▶ Objective
Write out, unchanged, the lines from the one holding "What text is on this page?" to the close of the listing. Both the first and last lines belong in it.
** start Information provided **
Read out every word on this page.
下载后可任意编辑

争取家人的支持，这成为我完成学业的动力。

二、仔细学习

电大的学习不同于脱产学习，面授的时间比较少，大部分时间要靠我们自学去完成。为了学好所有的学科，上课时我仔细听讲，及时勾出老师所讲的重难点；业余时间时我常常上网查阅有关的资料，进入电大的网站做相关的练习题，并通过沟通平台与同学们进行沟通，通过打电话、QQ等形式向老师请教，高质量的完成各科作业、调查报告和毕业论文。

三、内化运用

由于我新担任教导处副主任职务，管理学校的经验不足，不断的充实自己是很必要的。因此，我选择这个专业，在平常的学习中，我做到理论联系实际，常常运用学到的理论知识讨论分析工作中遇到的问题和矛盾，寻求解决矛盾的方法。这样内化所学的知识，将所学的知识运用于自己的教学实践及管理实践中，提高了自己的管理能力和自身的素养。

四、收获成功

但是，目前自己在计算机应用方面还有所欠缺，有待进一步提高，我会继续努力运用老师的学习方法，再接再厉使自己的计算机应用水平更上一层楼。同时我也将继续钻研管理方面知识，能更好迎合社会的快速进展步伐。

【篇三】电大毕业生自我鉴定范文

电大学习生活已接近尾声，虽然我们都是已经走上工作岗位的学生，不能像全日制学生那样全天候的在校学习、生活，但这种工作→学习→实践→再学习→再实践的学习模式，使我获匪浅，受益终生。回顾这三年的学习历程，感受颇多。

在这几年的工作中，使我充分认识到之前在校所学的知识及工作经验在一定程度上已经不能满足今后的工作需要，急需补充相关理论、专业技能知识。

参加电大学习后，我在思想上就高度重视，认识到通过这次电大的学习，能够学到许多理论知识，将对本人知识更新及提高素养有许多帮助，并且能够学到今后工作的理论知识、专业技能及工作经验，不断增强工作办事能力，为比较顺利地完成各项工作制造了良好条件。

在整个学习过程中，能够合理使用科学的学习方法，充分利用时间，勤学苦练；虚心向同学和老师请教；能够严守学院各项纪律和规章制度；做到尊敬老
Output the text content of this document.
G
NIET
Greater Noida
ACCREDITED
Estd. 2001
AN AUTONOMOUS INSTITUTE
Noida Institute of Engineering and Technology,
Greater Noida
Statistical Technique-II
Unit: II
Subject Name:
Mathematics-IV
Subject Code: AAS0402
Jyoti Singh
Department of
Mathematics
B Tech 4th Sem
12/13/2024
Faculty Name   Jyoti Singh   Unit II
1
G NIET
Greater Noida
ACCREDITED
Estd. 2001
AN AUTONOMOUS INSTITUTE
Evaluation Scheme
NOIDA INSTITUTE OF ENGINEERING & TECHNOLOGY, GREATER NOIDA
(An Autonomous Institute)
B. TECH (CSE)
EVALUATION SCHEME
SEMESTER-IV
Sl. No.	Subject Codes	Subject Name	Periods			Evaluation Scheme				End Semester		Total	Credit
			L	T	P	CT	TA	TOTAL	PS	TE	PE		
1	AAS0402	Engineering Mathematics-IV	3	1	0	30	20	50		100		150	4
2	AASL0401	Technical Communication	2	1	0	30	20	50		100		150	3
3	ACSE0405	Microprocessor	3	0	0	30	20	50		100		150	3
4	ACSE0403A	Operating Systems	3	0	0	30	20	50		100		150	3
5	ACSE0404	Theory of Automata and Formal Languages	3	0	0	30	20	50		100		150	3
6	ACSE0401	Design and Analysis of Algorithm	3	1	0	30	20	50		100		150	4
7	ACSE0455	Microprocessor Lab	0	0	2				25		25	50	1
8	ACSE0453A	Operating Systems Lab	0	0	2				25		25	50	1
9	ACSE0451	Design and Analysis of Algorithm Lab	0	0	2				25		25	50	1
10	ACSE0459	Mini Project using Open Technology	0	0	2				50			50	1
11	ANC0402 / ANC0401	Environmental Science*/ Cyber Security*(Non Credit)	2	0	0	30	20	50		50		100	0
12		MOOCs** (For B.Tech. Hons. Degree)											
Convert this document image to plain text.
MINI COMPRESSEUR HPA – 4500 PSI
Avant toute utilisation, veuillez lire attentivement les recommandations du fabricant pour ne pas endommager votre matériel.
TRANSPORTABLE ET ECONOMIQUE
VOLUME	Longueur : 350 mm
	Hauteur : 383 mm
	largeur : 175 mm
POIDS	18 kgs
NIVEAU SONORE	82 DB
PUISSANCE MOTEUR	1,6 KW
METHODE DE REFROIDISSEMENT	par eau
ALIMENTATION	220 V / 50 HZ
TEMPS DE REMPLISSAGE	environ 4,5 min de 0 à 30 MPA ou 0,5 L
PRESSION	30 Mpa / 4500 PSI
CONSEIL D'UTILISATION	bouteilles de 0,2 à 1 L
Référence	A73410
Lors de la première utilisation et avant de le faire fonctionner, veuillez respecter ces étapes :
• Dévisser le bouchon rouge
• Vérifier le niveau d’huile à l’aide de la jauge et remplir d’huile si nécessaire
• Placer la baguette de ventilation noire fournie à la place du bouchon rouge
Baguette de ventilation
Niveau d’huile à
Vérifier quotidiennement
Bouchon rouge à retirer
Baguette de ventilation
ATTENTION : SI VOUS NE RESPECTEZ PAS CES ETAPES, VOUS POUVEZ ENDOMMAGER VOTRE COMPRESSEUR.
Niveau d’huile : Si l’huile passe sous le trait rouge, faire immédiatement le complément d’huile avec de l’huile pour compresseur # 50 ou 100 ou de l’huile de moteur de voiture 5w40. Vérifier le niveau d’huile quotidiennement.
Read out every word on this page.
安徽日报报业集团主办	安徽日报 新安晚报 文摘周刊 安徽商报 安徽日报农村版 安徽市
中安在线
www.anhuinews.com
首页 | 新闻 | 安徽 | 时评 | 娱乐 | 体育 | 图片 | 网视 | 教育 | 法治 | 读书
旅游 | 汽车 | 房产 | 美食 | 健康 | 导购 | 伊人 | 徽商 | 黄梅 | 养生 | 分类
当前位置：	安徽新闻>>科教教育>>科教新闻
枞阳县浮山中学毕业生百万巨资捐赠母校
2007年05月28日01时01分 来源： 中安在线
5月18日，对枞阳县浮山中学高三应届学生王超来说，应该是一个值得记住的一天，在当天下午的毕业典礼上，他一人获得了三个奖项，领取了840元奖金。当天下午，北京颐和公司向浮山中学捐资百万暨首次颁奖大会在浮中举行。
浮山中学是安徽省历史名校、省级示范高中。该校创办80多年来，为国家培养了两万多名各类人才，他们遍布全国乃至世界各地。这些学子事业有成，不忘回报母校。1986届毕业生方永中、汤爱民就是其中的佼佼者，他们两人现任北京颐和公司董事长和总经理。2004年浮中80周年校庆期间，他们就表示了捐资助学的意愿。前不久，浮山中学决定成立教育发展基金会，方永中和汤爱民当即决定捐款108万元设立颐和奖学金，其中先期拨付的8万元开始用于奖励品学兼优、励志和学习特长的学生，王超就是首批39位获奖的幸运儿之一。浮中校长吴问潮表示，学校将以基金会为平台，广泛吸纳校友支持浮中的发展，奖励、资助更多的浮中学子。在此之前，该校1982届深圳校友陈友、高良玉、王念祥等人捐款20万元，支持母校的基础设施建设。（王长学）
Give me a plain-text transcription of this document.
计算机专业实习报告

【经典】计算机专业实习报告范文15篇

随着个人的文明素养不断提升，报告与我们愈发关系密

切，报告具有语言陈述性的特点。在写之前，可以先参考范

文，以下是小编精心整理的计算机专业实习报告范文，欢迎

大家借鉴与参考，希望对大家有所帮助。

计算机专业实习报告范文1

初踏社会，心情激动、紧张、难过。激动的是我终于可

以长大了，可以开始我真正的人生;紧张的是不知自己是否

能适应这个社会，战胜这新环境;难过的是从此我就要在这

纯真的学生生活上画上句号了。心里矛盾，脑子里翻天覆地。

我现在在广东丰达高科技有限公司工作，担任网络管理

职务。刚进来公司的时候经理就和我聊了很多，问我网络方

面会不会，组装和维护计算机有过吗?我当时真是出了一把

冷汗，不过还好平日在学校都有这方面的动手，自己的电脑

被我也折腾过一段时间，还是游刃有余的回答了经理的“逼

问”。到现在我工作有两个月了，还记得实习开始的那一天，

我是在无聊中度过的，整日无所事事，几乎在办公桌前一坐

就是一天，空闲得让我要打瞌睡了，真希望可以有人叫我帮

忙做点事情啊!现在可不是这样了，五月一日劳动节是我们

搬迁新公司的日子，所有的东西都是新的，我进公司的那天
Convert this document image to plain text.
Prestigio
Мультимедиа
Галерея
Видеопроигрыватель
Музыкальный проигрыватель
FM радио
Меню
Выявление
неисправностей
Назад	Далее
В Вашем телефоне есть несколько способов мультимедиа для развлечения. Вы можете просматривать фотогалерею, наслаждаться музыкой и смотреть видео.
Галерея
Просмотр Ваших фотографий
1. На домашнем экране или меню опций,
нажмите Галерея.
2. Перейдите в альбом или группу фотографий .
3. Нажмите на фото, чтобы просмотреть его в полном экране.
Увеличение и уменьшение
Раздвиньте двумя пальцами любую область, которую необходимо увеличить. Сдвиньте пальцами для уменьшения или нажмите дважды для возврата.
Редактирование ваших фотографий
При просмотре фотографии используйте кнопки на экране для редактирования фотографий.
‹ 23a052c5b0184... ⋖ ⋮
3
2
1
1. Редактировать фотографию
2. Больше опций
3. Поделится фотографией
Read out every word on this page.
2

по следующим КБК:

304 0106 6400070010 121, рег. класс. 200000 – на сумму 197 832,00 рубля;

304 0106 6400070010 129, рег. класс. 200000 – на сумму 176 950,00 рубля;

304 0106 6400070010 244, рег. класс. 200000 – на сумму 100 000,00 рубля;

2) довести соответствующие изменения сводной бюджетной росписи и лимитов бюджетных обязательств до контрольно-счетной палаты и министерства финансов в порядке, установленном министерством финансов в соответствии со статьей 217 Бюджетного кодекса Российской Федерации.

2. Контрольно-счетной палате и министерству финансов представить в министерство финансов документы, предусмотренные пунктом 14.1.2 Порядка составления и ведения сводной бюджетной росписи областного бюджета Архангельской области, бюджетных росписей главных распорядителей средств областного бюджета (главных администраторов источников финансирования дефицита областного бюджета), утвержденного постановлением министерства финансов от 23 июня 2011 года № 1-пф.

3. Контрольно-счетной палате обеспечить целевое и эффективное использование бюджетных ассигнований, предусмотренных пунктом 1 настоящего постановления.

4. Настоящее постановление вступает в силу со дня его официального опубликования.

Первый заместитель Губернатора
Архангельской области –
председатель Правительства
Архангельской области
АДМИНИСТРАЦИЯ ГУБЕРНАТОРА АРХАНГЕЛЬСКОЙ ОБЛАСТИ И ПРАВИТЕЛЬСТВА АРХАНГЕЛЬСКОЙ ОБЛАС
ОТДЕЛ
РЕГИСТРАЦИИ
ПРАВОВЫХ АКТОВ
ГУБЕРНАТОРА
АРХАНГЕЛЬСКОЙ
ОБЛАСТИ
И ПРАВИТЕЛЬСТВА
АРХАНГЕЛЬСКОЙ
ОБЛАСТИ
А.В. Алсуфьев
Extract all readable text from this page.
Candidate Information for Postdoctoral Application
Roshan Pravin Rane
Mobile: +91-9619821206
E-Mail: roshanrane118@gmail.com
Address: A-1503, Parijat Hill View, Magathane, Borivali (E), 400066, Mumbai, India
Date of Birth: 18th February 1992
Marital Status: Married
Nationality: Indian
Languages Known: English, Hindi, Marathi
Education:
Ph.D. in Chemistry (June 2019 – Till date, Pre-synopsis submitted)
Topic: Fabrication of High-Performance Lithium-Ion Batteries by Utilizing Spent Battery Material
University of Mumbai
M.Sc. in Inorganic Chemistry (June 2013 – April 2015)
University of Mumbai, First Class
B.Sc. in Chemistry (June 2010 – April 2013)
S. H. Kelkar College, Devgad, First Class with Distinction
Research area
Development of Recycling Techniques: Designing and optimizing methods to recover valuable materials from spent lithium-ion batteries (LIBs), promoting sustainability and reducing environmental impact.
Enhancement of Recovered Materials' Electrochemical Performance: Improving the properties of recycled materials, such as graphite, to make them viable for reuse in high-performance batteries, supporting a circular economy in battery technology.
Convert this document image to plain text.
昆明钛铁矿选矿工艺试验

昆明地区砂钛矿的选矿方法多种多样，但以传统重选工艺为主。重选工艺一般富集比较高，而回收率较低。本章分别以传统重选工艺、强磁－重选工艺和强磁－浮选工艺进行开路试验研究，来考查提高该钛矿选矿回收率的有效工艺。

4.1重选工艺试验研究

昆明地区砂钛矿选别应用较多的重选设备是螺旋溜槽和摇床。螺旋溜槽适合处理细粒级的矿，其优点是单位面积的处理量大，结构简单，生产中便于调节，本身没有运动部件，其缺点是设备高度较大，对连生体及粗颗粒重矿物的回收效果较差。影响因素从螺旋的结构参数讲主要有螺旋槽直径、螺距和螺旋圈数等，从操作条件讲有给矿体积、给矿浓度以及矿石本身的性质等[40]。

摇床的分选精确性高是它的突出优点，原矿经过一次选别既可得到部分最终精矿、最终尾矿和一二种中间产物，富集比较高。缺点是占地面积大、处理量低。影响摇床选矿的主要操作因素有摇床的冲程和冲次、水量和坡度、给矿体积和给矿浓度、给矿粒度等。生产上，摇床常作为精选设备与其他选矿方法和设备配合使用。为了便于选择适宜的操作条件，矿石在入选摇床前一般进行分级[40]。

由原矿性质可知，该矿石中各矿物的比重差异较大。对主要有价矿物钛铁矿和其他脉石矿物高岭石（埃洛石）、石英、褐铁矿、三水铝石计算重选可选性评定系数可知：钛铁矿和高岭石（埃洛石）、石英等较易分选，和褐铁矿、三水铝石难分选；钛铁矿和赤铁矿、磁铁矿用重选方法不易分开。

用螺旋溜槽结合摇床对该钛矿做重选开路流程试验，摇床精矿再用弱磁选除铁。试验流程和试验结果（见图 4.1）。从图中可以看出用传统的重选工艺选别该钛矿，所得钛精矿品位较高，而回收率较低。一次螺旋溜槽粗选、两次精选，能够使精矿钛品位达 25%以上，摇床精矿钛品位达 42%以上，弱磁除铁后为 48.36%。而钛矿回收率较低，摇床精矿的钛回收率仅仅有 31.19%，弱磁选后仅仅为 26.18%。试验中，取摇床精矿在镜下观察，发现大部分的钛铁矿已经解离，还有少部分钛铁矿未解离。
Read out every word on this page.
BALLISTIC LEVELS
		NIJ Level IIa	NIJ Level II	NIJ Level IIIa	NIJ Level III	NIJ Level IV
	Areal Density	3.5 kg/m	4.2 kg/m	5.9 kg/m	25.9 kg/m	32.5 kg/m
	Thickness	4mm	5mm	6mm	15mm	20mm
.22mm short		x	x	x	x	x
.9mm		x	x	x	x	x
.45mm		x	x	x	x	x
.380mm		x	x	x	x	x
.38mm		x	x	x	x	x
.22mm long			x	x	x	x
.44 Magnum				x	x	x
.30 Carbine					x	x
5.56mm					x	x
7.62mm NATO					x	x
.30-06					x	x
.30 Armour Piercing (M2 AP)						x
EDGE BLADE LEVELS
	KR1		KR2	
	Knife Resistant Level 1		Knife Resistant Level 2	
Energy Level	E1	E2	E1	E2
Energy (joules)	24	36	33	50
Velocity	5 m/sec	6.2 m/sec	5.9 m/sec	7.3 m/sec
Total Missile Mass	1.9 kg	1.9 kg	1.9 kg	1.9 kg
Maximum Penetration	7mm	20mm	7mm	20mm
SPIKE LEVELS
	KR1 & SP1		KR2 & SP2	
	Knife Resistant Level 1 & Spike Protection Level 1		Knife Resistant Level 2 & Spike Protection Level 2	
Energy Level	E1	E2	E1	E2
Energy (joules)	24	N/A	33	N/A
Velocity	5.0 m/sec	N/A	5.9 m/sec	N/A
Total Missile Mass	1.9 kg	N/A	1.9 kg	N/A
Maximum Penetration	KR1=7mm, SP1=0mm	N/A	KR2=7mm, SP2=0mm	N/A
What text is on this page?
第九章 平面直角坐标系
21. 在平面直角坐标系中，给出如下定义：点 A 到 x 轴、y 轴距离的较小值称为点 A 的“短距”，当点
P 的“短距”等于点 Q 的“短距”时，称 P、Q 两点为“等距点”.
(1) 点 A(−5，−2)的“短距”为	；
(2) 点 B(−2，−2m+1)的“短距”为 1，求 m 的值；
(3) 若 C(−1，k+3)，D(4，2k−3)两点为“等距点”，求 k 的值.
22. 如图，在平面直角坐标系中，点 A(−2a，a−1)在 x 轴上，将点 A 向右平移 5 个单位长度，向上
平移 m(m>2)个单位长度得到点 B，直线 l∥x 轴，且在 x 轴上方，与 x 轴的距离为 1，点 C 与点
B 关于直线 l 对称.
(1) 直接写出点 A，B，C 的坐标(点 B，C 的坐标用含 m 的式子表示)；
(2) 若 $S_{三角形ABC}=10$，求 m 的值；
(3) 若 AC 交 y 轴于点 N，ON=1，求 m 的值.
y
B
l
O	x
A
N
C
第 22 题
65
** end Information provided **
▶ Answer to the problem
What text is on this page?
第九章 平面直角坐标系
21. 在平面直角坐标系中，给出如下定义：点 A 到 x 轴、y 轴距离的较小值称为点 A 的“短距”，当点
P 的“短距”等于点 Q 的“短距”时，称 P、Q 两点为“等距点”.
(1) 点 A(−5，−2)的“短距”为	；
(2) 点 B(−2，−2m+1)的“短距”为 1，求 m 的值；
(3) 若 C(−1，k+3)，D(4，2k−3)两点为“等距点”，求 k 的值.
22. 如图，在平面直角坐标系中，点 A(−2a，a−1)在 x 轴上，将点 A 向右平移 5 个单位长度，向上
平移 m(m>2)个单位长度得到点 B，直线 l∥x 轴，且在 x 轴上方，与 x 轴的距离为 1，点 C 与点
B 关于直线 l 对称.
(1) 直接写出点 A，B，C 的坐标(点 B，C 的坐标用含 m 的式子表示)；
(2) 若 $S_{三角形ABC}=10$，求 m 的值；
(3) 若 AC 交 y 轴于点 N，ON=1，求 m 的值.
y
B
l
O	x
A
N
C
第 22 题
65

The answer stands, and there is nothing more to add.